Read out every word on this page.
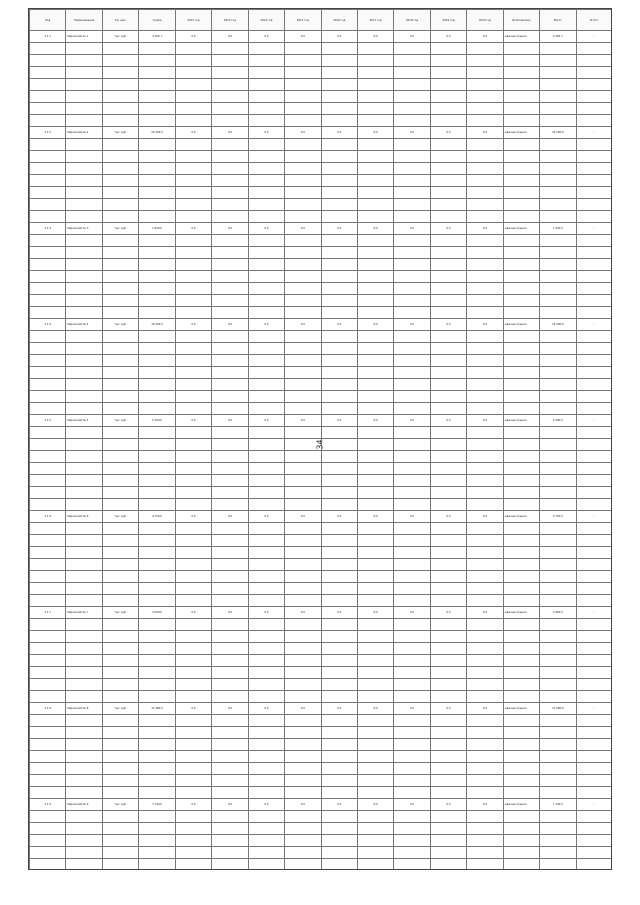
34
Код	Наименование	Ед. изм.	Сумма	2012 год	2013 год	2014 год	2015 год	2016 год	2017 год	2018 год	2019 год	2020 год	Исполнитель	Всего	Итого
1.1.1	Мероприятие 1	тыс. руб.	4 285,7	0,0	0,0	0,0	0,0	0,0	0,0	0,0	0,0	0,0	Администрация	4 285,7	–

1.1.2	Мероприятие 2	тыс. руб.	22 200,0	0,0	0,0	0,0	0,0	0,0	0,0	0,0	0,0	0,0	Администрация	22 200,0	–

1.1.3	Мероприятие 3	тыс. руб.	1 920,0	0,0	0,0	0,0	0,0	0,0	0,0	0,0	0,0	0,0	Администрация	1 920,0	–

1.1.4	Мероприятие 4	тыс. руб.	18 300,0	0,0	0,0	0,0	0,0	0,0	0,0	0,0	0,0	0,0	Администрация	18 300,0	–

1.1.5	Мероприятие 5	тыс. руб.	5 400,0	0,0	0,0	0,0	0,0	0,0	0,0	0,0	0,0	0,0	Администрация	5 400,0	–

1.1.6	Мероприятие 6	тыс. руб.	9 750,0	0,0	0,0	0,0	0,0	0,0	0,0	0,0	0,0	0,0	Администрация	9 750,0	–

1.1.7	Мероприятие 7	тыс. руб.	3 060,0	0,0	0,0	0,0	0,0	0,0	0,0	0,0	0,0	0,0	Администрация	3 060,0	–

1.1.8	Мероприятие 8	тыс. руб.	12 480,0	0,0	0,0	0,0	0,0	0,0	0,0	0,0	0,0	0,0	Администрация	12 480,0	–

1.1.9	Мероприятие 9	тыс. руб.	7 140,0	0,0	0,0	0,0	0,0	0,0	0,0	0,0	0,0	0,0	Администрация	7 140,0	–
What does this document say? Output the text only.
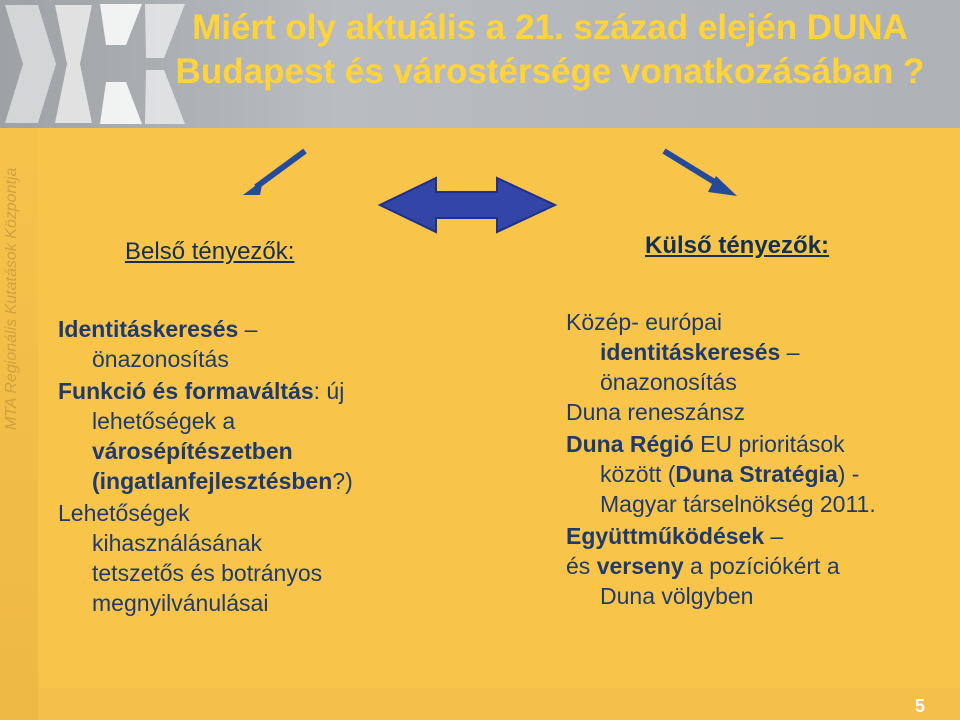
Miért oly aktuális a 21. század elején DUNA
Budapest és várostérsége vonatkozásában ?
MTA Regionális Kutatások Központja	Belső tényezők:	Külső tényezők:
Identitáskeresés –
önazonosítás
Funkció és formaváltás: új
lehetőségek a
városépítészetben
(ingatlanfejlesztésben?)
Lehetőségek
kihasználásának
tetszetős és botrányos
megnyilvánulásai
Közép- európai
identitáskeresés –
önazonosítás
Duna reneszánsz
Duna Régió EU prioritások
között (Duna Stratégia) -
Magyar társelnökség 2011.
Együttműködések –
és verseny a pozíciókért a
Duna völgyben
5
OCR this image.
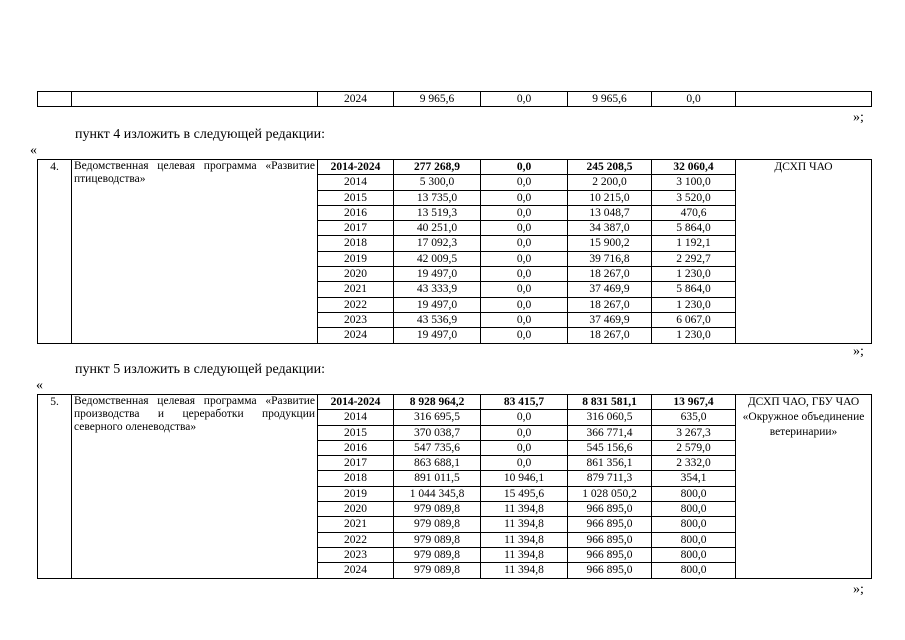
		2024	9 965,6	0,0	9 965,6	0,0	
»;
пункт 4 изложить в следующей редакции:
«
4.	Ведомственная целевая программа «Развитие птицеводства»	2014-2024	277 268,9	0,0	245 208,5	32 060,4	ДСХП ЧАО
		2014	5 300,0	0,0	2 200,0	3 100,0	
		2015	13 735,0	0,0	10 215,0	3 520,0	
		2016	13 519,3	0,0	13 048,7	470,6	
		2017	40 251,0	0,0	34 387,0	5 864,0	
		2018	17 092,3	0,0	15 900,2	1 192,1	
		2019	42 009,5	0,0	39 716,8	2 292,7	
		2020	19 497,0	0,0	18 267,0	1 230,0	
		2021	43 333,9	0,0	37 469,9	5 864,0	
		2022	19 497,0	0,0	18 267,0	1 230,0	
		2023	43 536,9	0,0	37 469,9	6 067,0	
		2024	19 497,0	0,0	18 267,0	1 230,0	
»;
пункт 5 изложить в следующей редакции:
«
5.	Ведомственная целевая программа «Развитие производства и цереработки продукции северного оленеводства»	2014-2024	8 928 964,2	83 415,7	8 831 581,1	13 967,4	ДСХП ЧАО, ГБУ ЧАО «Окружное объединение ветеринарии»
		2014	316 695,5	0,0	316 060,5	635,0	
		2015	370 038,7	0,0	366 771,4	3 267,3	
		2016	547 735,6	0,0	545 156,6	2 579,0	
		2017	863 688,1	0,0	861 356,1	2 332,0	
		2018	891 011,5	10 946,1	879 711,3	354,1	
		2019	1 044 345,8	15 495,6	1 028 050,2	800,0	
		2020	979 089,8	11 394,8	966 895,0	800,0	
		2021	979 089,8	11 394,8	966 895,0	800,0	
		2022	979 089,8	11 394,8	966 895,0	800,0	
		2023	979 089,8	11 394,8	966 895,0	800,0	
		2024	979 089,8	11 394,8	966 895,0	800,0	
»;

### Exercise
Please quote the records above exactly, beginning at the line that contains "OCR this image." and ending at their last line. Leave the pictures out.

### Answer to the task
OCR this image.
		2024	9 965,6	0,0	9 965,6	0,0	
»;
пункт 4 изложить в следующей редакции:
«
4.	Ведомственная целевая программа «Развитие птицеводства»	2014-2024	277 268,9	0,0	245 208,5	32 060,4	ДСХП ЧАО
		2014	5 300,0	0,0	2 200,0	3 100,0	
		2015	13 735,0	0,0	10 215,0	3 520,0	
		2016	13 519,3	0,0	13 048,7	470,6	
		2017	40 251,0	0,0	34 387,0	5 864,0	
		2018	17 092,3	0,0	15 900,2	1 192,1	
		2019	42 009,5	0,0	39 716,8	2 292,7	
		2020	19 497,0	0,0	18 267,0	1 230,0	
		2021	43 333,9	0,0	37 469,9	5 864,0	
		2022	19 497,0	0,0	18 267,0	1 230,0	
		2023	43 536,9	0,0	37 469,9	6 067,0	
		2024	19 497,0	0,0	18 267,0	1 230,0	
»;
пункт 5 изложить в следующей редакции:
«
5.	Ведомственная целевая программа «Развитие производства и цереработки продукции северного оленеводства»	2014-2024	8 928 964,2	83 415,7	8 831 581,1	13 967,4	ДСХП ЧАО, ГБУ ЧАО «Окружное объединение ветеринарии»
		2014	316 695,5	0,0	316 060,5	635,0	
		2015	370 038,7	0,0	366 771,4	3 267,3	
		2016	547 735,6	0,0	545 156,6	2 579,0	
		2017	863 688,1	0,0	861 356,1	2 332,0	
		2018	891 011,5	10 946,1	879 711,3	354,1	
		2019	1 044 345,8	15 495,6	1 028 050,2	800,0	
		2020	979 089,8	11 394,8	966 895,0	800,0	
		2021	979 089,8	11 394,8	966 895,0	800,0	
		2022	979 089,8	11 394,8	966 895,0	800,0	
		2023	979 089,8	11 394,8	966 895,0	800,0	
		2024	979 089,8	11 394,8	966 895,0	800,0	
»;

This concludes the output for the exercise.